(Dataset records)

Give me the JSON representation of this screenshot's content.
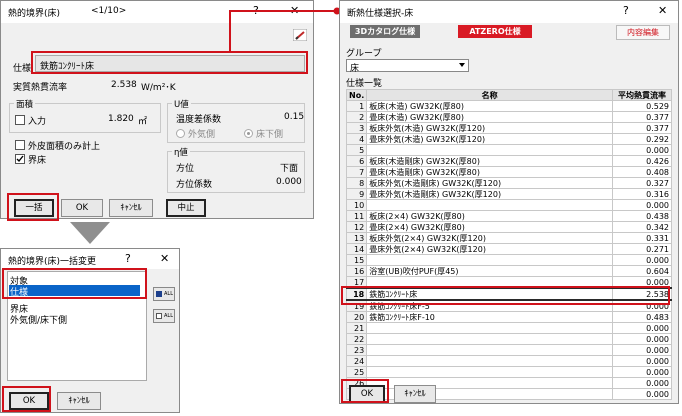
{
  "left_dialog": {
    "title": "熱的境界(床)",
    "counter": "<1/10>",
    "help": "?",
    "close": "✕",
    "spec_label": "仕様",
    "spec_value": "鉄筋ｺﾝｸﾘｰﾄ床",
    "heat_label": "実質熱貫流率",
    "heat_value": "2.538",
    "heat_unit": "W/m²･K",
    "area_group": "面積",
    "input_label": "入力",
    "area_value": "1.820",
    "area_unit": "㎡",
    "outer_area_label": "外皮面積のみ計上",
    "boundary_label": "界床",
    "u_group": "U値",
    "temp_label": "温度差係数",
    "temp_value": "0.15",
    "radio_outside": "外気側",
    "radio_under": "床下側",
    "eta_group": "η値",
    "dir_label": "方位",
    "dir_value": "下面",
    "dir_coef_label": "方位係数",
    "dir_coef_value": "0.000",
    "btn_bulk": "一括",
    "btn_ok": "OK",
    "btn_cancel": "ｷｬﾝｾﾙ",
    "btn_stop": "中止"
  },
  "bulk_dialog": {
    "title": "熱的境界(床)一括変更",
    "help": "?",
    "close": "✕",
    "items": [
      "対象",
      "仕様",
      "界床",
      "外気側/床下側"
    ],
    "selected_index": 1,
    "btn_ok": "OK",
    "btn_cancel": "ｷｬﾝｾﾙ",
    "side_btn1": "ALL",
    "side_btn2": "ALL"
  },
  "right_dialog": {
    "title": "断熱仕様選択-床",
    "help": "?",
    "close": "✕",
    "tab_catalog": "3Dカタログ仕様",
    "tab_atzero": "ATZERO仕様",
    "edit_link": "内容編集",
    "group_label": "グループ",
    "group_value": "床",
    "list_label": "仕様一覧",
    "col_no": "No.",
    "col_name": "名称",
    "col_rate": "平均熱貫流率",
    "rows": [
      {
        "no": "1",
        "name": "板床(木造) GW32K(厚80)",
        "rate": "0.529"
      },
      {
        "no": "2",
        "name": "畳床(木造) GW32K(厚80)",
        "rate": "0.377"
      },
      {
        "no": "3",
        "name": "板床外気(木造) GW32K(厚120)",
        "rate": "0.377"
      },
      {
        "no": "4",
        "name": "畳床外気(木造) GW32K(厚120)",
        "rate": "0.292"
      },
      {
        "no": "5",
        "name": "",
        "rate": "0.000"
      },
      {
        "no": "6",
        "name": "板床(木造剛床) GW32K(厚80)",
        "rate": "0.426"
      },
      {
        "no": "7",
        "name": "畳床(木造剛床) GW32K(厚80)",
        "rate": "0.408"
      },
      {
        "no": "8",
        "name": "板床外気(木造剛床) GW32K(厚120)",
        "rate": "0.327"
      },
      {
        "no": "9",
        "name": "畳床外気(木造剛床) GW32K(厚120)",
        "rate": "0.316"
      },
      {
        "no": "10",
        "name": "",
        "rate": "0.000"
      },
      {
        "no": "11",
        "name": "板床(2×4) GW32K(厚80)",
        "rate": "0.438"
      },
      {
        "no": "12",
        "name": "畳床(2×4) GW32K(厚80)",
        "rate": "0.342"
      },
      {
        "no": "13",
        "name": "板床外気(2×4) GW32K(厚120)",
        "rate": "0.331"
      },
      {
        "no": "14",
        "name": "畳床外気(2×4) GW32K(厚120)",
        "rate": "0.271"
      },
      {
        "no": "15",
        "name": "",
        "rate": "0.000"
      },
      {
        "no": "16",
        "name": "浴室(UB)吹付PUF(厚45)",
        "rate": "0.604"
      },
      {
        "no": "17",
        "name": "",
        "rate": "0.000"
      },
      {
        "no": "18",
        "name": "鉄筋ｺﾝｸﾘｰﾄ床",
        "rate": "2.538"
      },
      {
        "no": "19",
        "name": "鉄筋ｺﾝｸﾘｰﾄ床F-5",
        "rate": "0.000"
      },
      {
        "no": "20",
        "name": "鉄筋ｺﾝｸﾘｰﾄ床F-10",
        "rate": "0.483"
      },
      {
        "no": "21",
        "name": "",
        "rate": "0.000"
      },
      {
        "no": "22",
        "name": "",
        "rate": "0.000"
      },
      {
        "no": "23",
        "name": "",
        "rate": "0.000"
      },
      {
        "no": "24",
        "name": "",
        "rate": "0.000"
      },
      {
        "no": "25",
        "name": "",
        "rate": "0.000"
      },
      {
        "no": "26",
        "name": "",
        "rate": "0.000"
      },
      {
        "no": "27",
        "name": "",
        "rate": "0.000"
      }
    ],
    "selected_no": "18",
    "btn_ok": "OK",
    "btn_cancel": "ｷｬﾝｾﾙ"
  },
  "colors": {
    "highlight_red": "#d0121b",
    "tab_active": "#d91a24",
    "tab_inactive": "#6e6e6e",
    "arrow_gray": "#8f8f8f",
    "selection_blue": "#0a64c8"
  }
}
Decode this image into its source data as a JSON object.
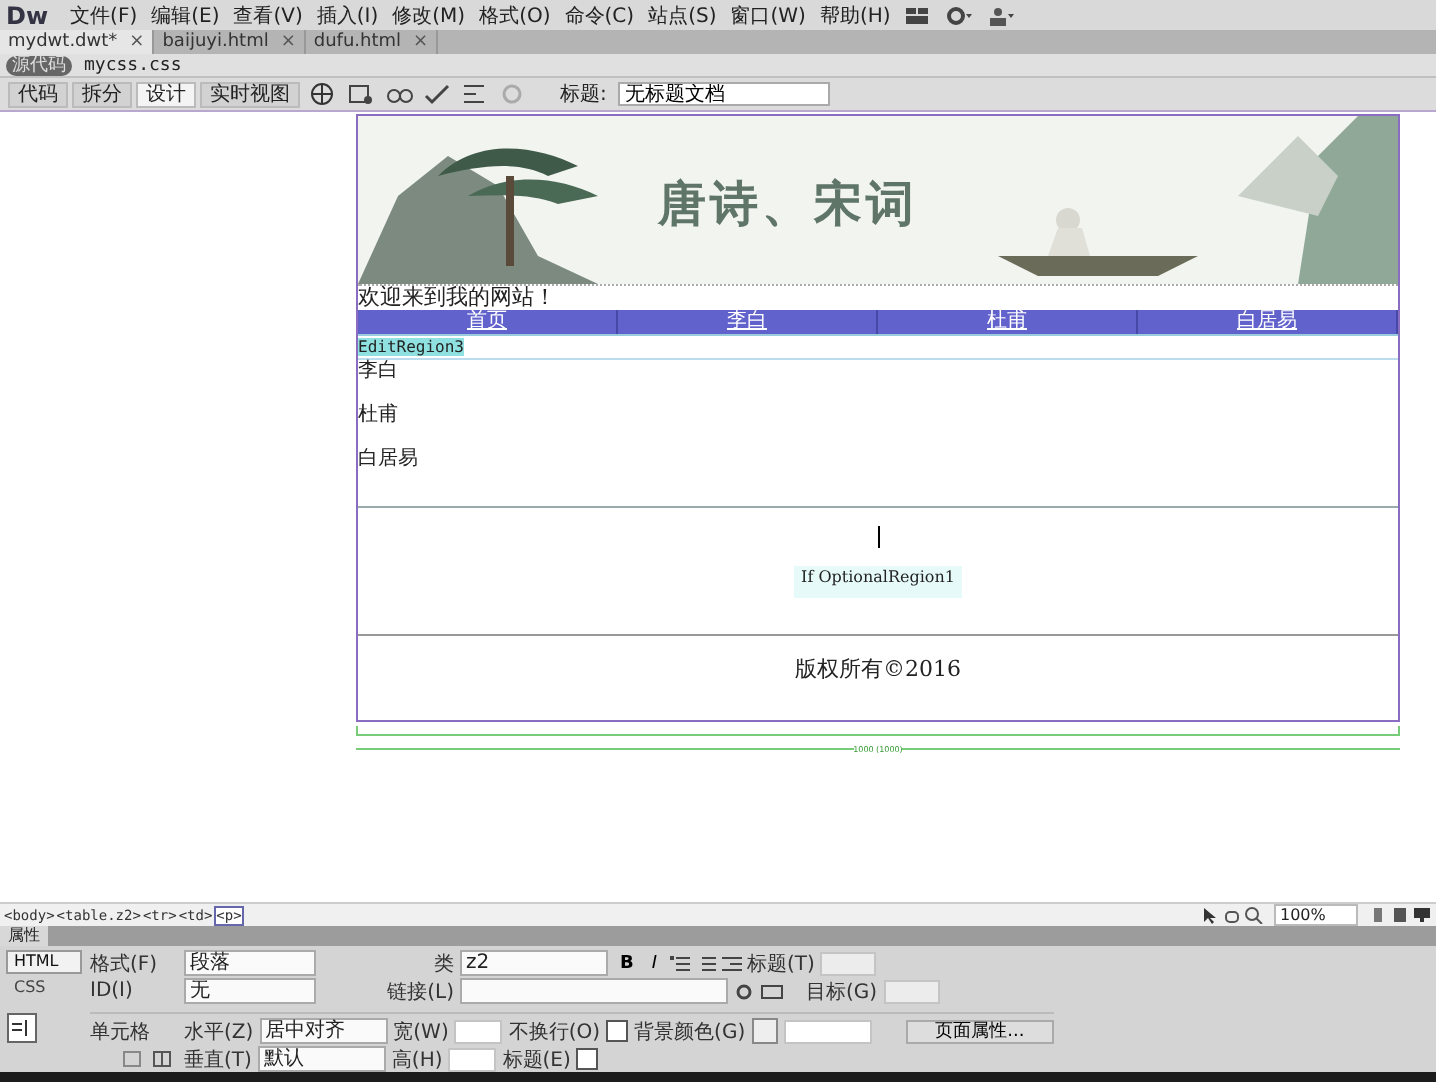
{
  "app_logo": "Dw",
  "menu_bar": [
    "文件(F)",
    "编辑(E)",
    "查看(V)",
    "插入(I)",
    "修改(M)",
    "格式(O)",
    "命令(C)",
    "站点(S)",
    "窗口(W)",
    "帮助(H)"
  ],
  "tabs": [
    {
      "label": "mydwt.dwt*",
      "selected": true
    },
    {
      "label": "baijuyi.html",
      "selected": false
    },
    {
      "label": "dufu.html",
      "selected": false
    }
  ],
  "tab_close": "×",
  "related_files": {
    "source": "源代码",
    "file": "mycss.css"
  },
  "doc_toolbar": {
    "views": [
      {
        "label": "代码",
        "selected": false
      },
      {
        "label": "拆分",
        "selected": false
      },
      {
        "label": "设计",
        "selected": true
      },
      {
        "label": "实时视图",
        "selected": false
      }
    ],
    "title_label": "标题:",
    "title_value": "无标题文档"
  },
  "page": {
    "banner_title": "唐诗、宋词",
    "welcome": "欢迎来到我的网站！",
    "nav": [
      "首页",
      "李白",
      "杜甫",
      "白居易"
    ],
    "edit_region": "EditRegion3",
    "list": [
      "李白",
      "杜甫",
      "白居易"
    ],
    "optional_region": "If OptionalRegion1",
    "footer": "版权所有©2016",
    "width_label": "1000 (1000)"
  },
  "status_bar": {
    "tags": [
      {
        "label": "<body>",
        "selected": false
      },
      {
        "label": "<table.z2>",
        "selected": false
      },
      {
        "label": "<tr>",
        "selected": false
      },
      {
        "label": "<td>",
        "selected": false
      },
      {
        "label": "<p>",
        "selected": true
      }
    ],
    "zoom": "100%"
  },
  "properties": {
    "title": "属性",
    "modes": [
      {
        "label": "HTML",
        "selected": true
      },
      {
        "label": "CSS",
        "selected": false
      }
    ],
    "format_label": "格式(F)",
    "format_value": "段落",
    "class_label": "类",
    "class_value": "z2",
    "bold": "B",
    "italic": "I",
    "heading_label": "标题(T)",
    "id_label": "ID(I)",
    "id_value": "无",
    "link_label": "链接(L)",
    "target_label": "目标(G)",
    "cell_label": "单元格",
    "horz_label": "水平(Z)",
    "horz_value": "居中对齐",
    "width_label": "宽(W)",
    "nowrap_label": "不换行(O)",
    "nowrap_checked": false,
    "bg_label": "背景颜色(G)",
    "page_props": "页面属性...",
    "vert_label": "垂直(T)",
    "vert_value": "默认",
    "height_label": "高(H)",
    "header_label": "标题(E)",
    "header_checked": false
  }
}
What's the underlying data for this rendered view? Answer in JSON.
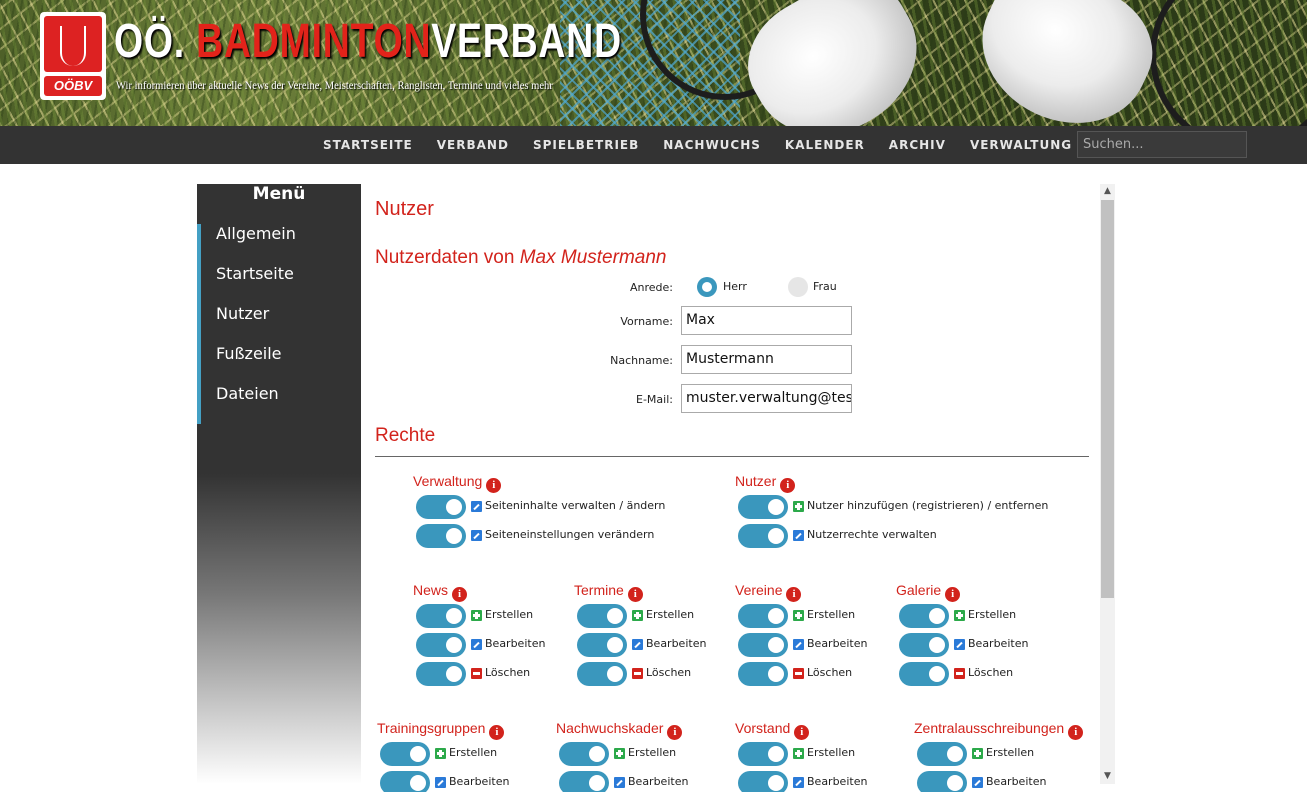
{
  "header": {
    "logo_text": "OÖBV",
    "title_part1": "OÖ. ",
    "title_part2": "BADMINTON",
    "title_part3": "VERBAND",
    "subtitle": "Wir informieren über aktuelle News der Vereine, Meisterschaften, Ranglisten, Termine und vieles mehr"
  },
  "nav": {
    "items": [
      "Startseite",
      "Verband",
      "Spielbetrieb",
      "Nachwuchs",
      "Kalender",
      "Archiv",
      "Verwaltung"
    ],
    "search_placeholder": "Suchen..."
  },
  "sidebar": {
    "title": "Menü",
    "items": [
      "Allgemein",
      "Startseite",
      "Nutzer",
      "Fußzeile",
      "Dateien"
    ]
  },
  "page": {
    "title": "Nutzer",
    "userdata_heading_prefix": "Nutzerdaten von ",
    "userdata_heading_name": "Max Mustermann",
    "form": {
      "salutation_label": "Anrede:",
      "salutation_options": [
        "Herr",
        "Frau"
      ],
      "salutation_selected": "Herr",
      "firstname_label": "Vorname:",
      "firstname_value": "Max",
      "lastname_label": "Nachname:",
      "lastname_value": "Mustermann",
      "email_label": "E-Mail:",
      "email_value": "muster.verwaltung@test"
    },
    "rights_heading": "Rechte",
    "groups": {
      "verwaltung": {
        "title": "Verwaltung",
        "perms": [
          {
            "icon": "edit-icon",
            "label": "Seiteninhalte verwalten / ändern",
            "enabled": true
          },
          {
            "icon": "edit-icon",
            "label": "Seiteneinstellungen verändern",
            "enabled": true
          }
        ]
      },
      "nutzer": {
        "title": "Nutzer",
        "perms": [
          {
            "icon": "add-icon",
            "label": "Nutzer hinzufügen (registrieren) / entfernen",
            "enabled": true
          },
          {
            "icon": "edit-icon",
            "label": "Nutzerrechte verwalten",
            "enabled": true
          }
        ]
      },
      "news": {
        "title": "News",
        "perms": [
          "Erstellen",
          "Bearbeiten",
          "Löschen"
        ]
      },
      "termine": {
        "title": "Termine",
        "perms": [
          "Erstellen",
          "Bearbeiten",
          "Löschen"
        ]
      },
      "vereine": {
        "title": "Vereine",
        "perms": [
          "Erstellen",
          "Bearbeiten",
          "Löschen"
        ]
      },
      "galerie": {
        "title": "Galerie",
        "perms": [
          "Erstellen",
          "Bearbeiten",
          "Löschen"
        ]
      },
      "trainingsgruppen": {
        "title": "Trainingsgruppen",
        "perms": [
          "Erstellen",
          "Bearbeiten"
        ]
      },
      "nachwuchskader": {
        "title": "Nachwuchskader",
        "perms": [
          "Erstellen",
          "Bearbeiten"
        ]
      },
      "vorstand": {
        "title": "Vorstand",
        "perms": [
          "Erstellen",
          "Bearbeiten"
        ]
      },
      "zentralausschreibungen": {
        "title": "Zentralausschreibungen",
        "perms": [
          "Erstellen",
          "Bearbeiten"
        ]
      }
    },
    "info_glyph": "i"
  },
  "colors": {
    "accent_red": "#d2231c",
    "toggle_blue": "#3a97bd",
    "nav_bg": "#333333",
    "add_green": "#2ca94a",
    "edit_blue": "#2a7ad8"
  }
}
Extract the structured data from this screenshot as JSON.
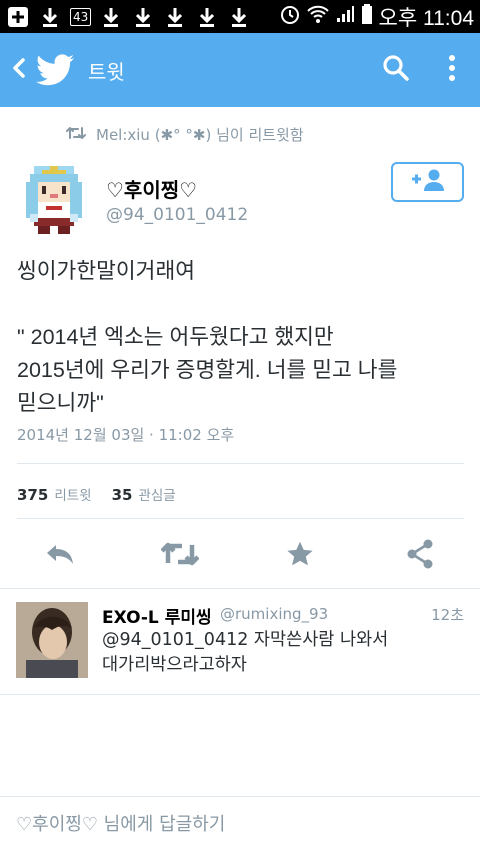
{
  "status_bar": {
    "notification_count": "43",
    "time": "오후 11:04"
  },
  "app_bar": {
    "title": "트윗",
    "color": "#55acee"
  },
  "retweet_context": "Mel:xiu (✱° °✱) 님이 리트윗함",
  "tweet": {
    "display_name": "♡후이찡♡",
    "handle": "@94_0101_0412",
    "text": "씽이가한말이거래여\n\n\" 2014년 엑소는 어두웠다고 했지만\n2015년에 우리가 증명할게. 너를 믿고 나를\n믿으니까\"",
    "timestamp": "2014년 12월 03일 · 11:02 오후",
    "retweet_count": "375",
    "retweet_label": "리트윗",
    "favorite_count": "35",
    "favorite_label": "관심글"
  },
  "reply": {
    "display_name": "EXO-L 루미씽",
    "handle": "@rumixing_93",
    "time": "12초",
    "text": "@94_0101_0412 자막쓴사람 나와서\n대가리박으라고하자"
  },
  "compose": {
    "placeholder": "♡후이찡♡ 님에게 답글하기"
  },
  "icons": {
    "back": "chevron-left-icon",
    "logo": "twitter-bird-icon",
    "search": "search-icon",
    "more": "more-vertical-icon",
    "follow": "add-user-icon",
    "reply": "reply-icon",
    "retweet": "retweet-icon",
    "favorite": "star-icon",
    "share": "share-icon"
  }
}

▶ [DO THIS]:
From the material above, copy each line that includes the word "handle".

▶ [FINAL RESULT]:
    "handle": "@94_0101_0412",
    "handle": "@rumixing_93",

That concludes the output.